┌──

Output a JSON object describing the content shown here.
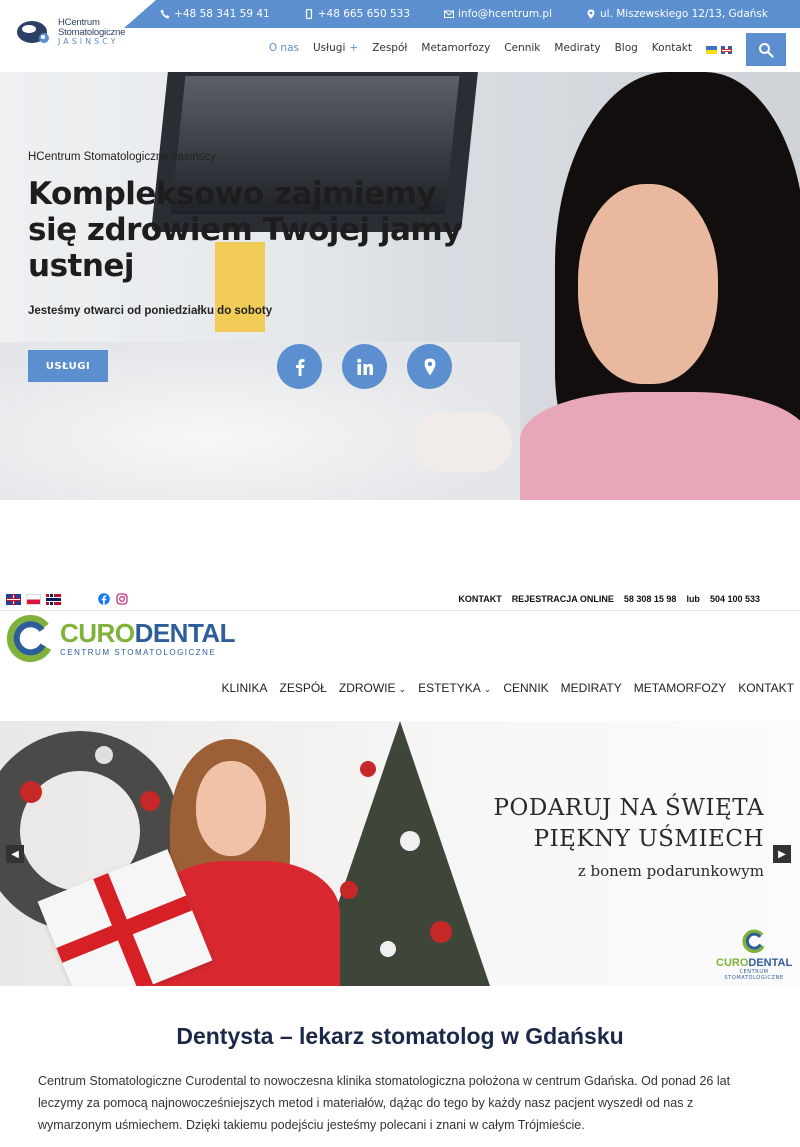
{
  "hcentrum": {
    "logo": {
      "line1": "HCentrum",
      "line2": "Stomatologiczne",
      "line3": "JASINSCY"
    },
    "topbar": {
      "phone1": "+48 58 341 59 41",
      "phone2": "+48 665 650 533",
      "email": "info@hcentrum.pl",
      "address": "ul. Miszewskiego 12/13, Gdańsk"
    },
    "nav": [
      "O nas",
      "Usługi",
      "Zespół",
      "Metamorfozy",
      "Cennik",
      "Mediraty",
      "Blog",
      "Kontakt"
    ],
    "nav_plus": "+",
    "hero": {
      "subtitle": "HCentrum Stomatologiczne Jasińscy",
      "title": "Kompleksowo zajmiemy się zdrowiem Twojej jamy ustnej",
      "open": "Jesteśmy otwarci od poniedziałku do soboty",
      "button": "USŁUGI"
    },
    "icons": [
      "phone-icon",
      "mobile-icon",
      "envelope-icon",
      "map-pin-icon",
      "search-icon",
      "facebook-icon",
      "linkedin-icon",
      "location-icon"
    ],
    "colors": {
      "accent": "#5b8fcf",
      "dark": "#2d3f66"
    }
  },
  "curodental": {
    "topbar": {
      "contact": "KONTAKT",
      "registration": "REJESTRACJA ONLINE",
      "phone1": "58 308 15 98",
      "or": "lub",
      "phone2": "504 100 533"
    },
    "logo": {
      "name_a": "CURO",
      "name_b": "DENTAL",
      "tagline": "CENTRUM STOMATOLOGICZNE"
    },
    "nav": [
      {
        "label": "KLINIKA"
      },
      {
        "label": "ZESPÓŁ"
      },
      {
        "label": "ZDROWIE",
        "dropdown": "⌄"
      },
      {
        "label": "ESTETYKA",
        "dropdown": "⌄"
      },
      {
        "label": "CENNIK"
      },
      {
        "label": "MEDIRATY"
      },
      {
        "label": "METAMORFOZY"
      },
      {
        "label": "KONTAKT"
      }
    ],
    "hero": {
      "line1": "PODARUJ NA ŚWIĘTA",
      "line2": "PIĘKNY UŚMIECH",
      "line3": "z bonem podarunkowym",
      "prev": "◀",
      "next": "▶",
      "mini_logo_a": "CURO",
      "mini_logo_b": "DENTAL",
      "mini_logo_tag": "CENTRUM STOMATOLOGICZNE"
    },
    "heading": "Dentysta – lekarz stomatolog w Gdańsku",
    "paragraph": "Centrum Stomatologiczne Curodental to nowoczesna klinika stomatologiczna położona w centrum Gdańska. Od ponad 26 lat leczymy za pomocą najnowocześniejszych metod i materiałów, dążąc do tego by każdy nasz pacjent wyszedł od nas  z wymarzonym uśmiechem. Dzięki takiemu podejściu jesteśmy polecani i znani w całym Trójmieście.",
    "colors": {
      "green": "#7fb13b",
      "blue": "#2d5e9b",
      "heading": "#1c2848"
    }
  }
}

└──

--- Given exercise ---
Return every line holding the word "label" from the records.

--- Output for this task ---
        "label": "KLINIKA"
        "label": "ZESPÓŁ"
        "label": "ZDROWIE",
        "label": "ESTETYKA",
        "label": "CENNIK"
        "label": "MEDIRATY"
        "label": "METAMORFOZY"
        "label": "KONTAKT"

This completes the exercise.